● WORK TO COMPLETE: Write out each line from the data below that includes the word "JSON".

[Structured figure records]
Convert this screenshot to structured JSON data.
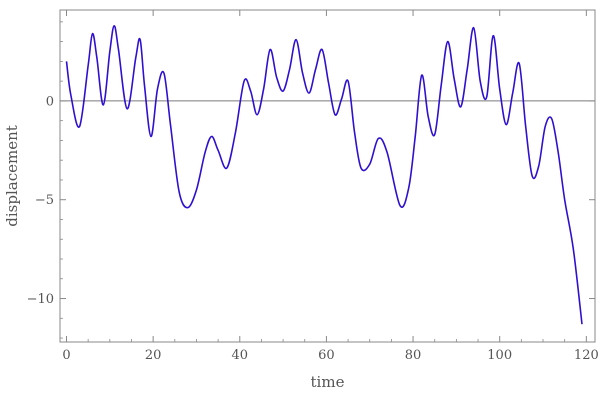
{
  "chart_data": {
    "type": "line",
    "title": "",
    "xlabel": "time",
    "ylabel": "displacement",
    "xlim": [
      -1.5,
      122
    ],
    "ylim": [
      -12.2,
      4.6
    ],
    "xticks": [
      0,
      20,
      40,
      60,
      80,
      100,
      120
    ],
    "yticks": [
      0,
      -5,
      -10
    ],
    "xtick_labels": [
      "0",
      "20",
      "40",
      "60",
      "80",
      "100",
      "120"
    ],
    "ytick_labels": [
      "0",
      "−5",
      "−10"
    ],
    "grid": false,
    "zero_line": true,
    "colors": {
      "line": "#2f10d0",
      "axis": "#888888",
      "zero_line": "#7a7a7a",
      "text": "#555555"
    },
    "series": [
      {
        "name": "",
        "x": [
          0,
          1,
          3,
          5,
          6,
          7,
          8.5,
          10,
          11,
          12,
          14,
          16,
          17,
          18,
          19.5,
          21,
          22.5,
          24,
          26,
          28,
          30,
          32,
          33.5,
          35,
          37,
          39,
          41,
          42.5,
          44,
          45.5,
          47,
          48.5,
          50,
          51.5,
          53,
          54.5,
          56,
          57.5,
          59,
          60.5,
          62,
          63.5,
          65,
          66.5,
          68,
          70,
          72,
          74,
          77,
          79,
          80.5,
          82,
          83.5,
          85,
          86.5,
          88,
          89.5,
          91,
          92.5,
          94,
          95.5,
          97,
          98.5,
          100,
          101.5,
          103,
          104.5,
          106,
          107.5,
          109,
          110.5,
          112,
          113.5,
          115,
          117,
          119
        ],
        "y": [
          2.0,
          0.3,
          -1.3,
          1.8,
          3.4,
          2.2,
          -0.2,
          2.5,
          3.8,
          2.6,
          -0.4,
          2.2,
          3.1,
          0.8,
          -1.8,
          0.6,
          1.4,
          -1.2,
          -4.6,
          -5.4,
          -4.5,
          -2.6,
          -1.8,
          -2.5,
          -3.4,
          -1.6,
          1.0,
          0.5,
          -0.7,
          0.6,
          2.6,
          1.2,
          0.5,
          1.6,
          3.1,
          1.4,
          0.4,
          1.6,
          2.6,
          0.9,
          -0.7,
          0.1,
          1.0,
          -1.6,
          -3.4,
          -3.2,
          -1.9,
          -2.6,
          -5.3,
          -4.4,
          -1.8,
          1.3,
          -0.8,
          -1.7,
          0.8,
          3.0,
          1.1,
          -0.3,
          1.6,
          3.7,
          1.0,
          0.2,
          3.3,
          0.6,
          -1.2,
          0.4,
          1.9,
          -1.3,
          -3.8,
          -3.3,
          -1.3,
          -0.9,
          -2.6,
          -5.0,
          -7.5,
          -11.3
        ]
      }
    ]
  }
}
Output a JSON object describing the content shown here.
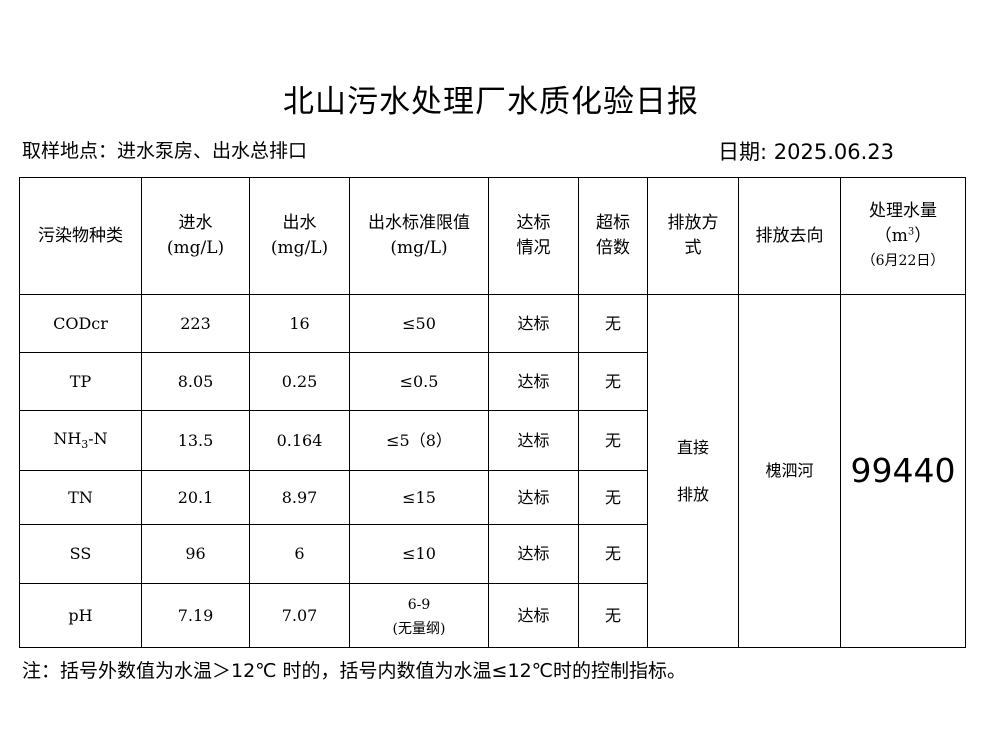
{
  "title": "北山污水处理厂水质化验日报",
  "location": "取样地点：进水泵房、出水总排口",
  "date": "日期: 2025.06.23",
  "headers": {
    "pollutant": "污染物种类",
    "inflow": "进水",
    "inflow_unit": "(mg/L)",
    "outflow": "出水",
    "outflow_unit": "(mg/L)",
    "limit": "出水标准限值",
    "limit_unit": "(mg/L)",
    "status_1": "达标",
    "status_2": "情况",
    "exceed_1": "超标",
    "exceed_2": "倍数",
    "discharge_1": "排放方",
    "discharge_2": "式",
    "direction": "排放去向",
    "volume": "处理水量",
    "volume_unit_pre": "（m",
    "volume_unit_sup": "3",
    "volume_unit_post": "）",
    "volume_date": "（6月22日）"
  },
  "rows": [
    {
      "name": "CODcr",
      "inflow": "223",
      "outflow": "16",
      "limit": "≤50",
      "status": "达标",
      "exceed": "无"
    },
    {
      "name": "TP",
      "inflow": "8.05",
      "outflow": "0.25",
      "limit": "≤0.5",
      "status": "达标",
      "exceed": "无"
    },
    {
      "name_main": "NH",
      "name_sub": "3",
      "name_tail": "-N",
      "inflow": "13.5",
      "outflow": "0.164",
      "limit": "≤5（8）",
      "status": "达标",
      "exceed": "无"
    },
    {
      "name": "TN",
      "inflow": "20.1",
      "outflow": "8.97",
      "limit": "≤15",
      "status": "达标",
      "exceed": "无"
    },
    {
      "name": "SS",
      "inflow": "96",
      "outflow": "6",
      "limit": "≤10",
      "status": "达标",
      "exceed": "无"
    },
    {
      "name": "pH",
      "inflow": "7.19",
      "outflow": "7.07",
      "limit": "6-9",
      "limit_note": "(无量纲)",
      "status": "达标",
      "exceed": "无"
    }
  ],
  "discharge_method_1": "直接",
  "discharge_method_2": "排放",
  "discharge_direction": "槐泗河",
  "treated_volume": "99440",
  "note": "注：括号外数值为水温＞12℃ 时的，括号内数值为水温≤12℃时的控制指标。"
}
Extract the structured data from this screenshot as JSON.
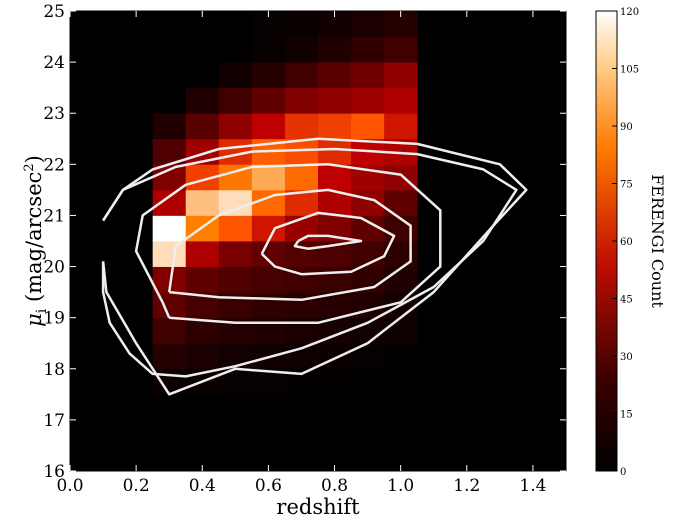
{
  "chart_data": {
    "type": "heatmap",
    "title": "",
    "xlabel": "redshift",
    "ylabel_main": "μ",
    "ylabel_sub": "i",
    "ylabel_rest": " (mag/arcsec",
    "ylabel_sup": "2",
    "ylabel_end": ")",
    "xlim": [
      0.0,
      1.5
    ],
    "ylim": [
      16,
      25
    ],
    "xticks": [
      "0.0",
      "0.2",
      "0.4",
      "0.6",
      "0.8",
      "1.0",
      "1.2",
      "1.4"
    ],
    "yticks": [
      "16",
      "17",
      "18",
      "19",
      "20",
      "21",
      "22",
      "23",
      "24",
      "25"
    ],
    "x_edges": [
      0.25,
      0.35,
      0.45,
      0.55,
      0.65,
      0.75,
      0.85,
      0.95,
      1.05
    ],
    "y_edges": [
      17.5,
      18.0,
      18.5,
      19.0,
      19.5,
      20.0,
      20.5,
      21.0,
      21.5,
      22.0,
      22.5,
      23.0,
      23.5,
      24.0,
      24.5,
      25.0
    ],
    "counts": [
      [
        3,
        3,
        2,
        2,
        1,
        1,
        0,
        0
      ],
      [
        12,
        8,
        6,
        5,
        4,
        3,
        2,
        1
      ],
      [
        20,
        14,
        12,
        10,
        8,
        7,
        6,
        4
      ],
      [
        30,
        22,
        18,
        15,
        14,
        12,
        10,
        6
      ],
      [
        40,
        30,
        25,
        22,
        20,
        18,
        15,
        10
      ],
      [
        112,
        55,
        38,
        30,
        26,
        24,
        20,
        14
      ],
      [
        120,
        90,
        80,
        65,
        48,
        40,
        30,
        20
      ],
      [
        55,
        105,
        112,
        85,
        70,
        55,
        45,
        30
      ],
      [
        40,
        75,
        88,
        100,
        85,
        60,
        50,
        45
      ],
      [
        25,
        50,
        70,
        82,
        78,
        70,
        60,
        55
      ],
      [
        10,
        28,
        45,
        60,
        72,
        75,
        80,
        65
      ],
      [
        0,
        10,
        20,
        30,
        40,
        45,
        50,
        55
      ],
      [
        0,
        0,
        5,
        12,
        20,
        28,
        35,
        45
      ],
      [
        0,
        0,
        0,
        2,
        5,
        10,
        15,
        20
      ],
      [
        0,
        0,
        0,
        2,
        3,
        5,
        8,
        12
      ]
    ],
    "contours": [
      [
        [
          0.69,
          20.5
        ],
        [
          0.72,
          20.6
        ],
        [
          0.78,
          20.6
        ],
        [
          0.88,
          20.5
        ],
        [
          0.78,
          20.4
        ],
        [
          0.72,
          20.35
        ],
        [
          0.68,
          20.4
        ],
        [
          0.69,
          20.5
        ]
      ],
      [
        [
          0.58,
          20.25
        ],
        [
          0.62,
          20.75
        ],
        [
          0.75,
          21.05
        ],
        [
          0.88,
          20.95
        ],
        [
          0.98,
          20.6
        ],
        [
          0.95,
          20.2
        ],
        [
          0.85,
          19.9
        ],
        [
          0.7,
          19.85
        ],
        [
          0.62,
          20.0
        ],
        [
          0.58,
          20.25
        ]
      ],
      [
        [
          0.3,
          19.5
        ],
        [
          0.32,
          20.4
        ],
        [
          0.45,
          21.0
        ],
        [
          0.62,
          21.4
        ],
        [
          0.78,
          21.5
        ],
        [
          0.92,
          21.3
        ],
        [
          1.03,
          20.8
        ],
        [
          1.03,
          20.1
        ],
        [
          0.92,
          19.6
        ],
        [
          0.7,
          19.35
        ],
        [
          0.45,
          19.4
        ],
        [
          0.3,
          19.5
        ]
      ],
      [
        [
          0.3,
          19.0
        ],
        [
          0.28,
          19.3
        ],
        [
          0.2,
          20.3
        ],
        [
          0.22,
          21.0
        ],
        [
          0.35,
          21.6
        ],
        [
          0.55,
          21.95
        ],
        [
          0.78,
          22.0
        ],
        [
          1.0,
          21.8
        ],
        [
          1.12,
          21.1
        ],
        [
          1.12,
          20.0
        ],
        [
          1.0,
          19.3
        ],
        [
          0.75,
          18.9
        ],
        [
          0.5,
          18.9
        ],
        [
          0.3,
          19.0
        ]
      ],
      [
        [
          0.1,
          20.9
        ],
        [
          0.16,
          21.5
        ],
        [
          0.32,
          21.95
        ],
        [
          0.55,
          22.25
        ],
        [
          0.8,
          22.3
        ],
        [
          1.05,
          22.2
        ],
        [
          1.25,
          21.9
        ],
        [
          1.35,
          21.5
        ],
        [
          1.25,
          20.5
        ],
        [
          1.1,
          19.6
        ],
        [
          0.9,
          18.9
        ],
        [
          0.7,
          18.4
        ],
        [
          0.5,
          18.05
        ],
        [
          0.35,
          17.85
        ],
        [
          0.25,
          17.9
        ],
        [
          0.18,
          18.3
        ],
        [
          0.12,
          18.9
        ],
        [
          0.1,
          19.5
        ],
        [
          0.1,
          20.1
        ]
      ],
      [
        [
          0.1,
          20.1
        ],
        [
          0.11,
          19.5
        ],
        [
          0.2,
          18.5
        ],
        [
          0.3,
          17.5
        ],
        [
          0.5,
          18.0
        ],
        [
          0.7,
          17.9
        ],
        [
          0.9,
          18.5
        ],
        [
          1.1,
          19.5
        ],
        [
          1.28,
          20.8
        ],
        [
          1.38,
          21.5
        ],
        [
          1.3,
          22.0
        ],
        [
          1.05,
          22.4
        ],
        [
          0.75,
          22.5
        ],
        [
          0.45,
          22.3
        ],
        [
          0.25,
          21.9
        ],
        [
          0.16,
          21.5
        ],
        [
          0.1,
          20.9
        ]
      ]
    ],
    "contour_color": "#eeeeee",
    "colormap": "gist_heat",
    "colorbar": {
      "label": "FERENGI Count",
      "range": [
        0,
        120
      ],
      "ticks": [
        "0",
        "15",
        "30",
        "45",
        "60",
        "75",
        "90",
        "105",
        "120"
      ]
    }
  }
}
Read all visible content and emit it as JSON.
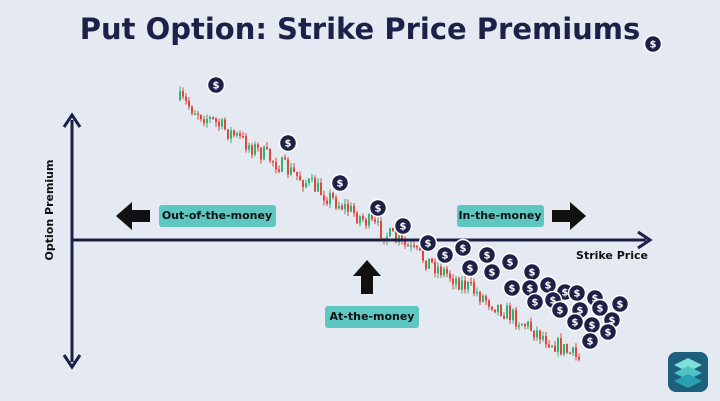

● CORRECT ANSWER:
Convert this screenshot to structured JSON data.
Output a JSON object describing the content shown here.
Extract the structured data from this screenshot as JSON.
Read all visible content and emit it as JSON.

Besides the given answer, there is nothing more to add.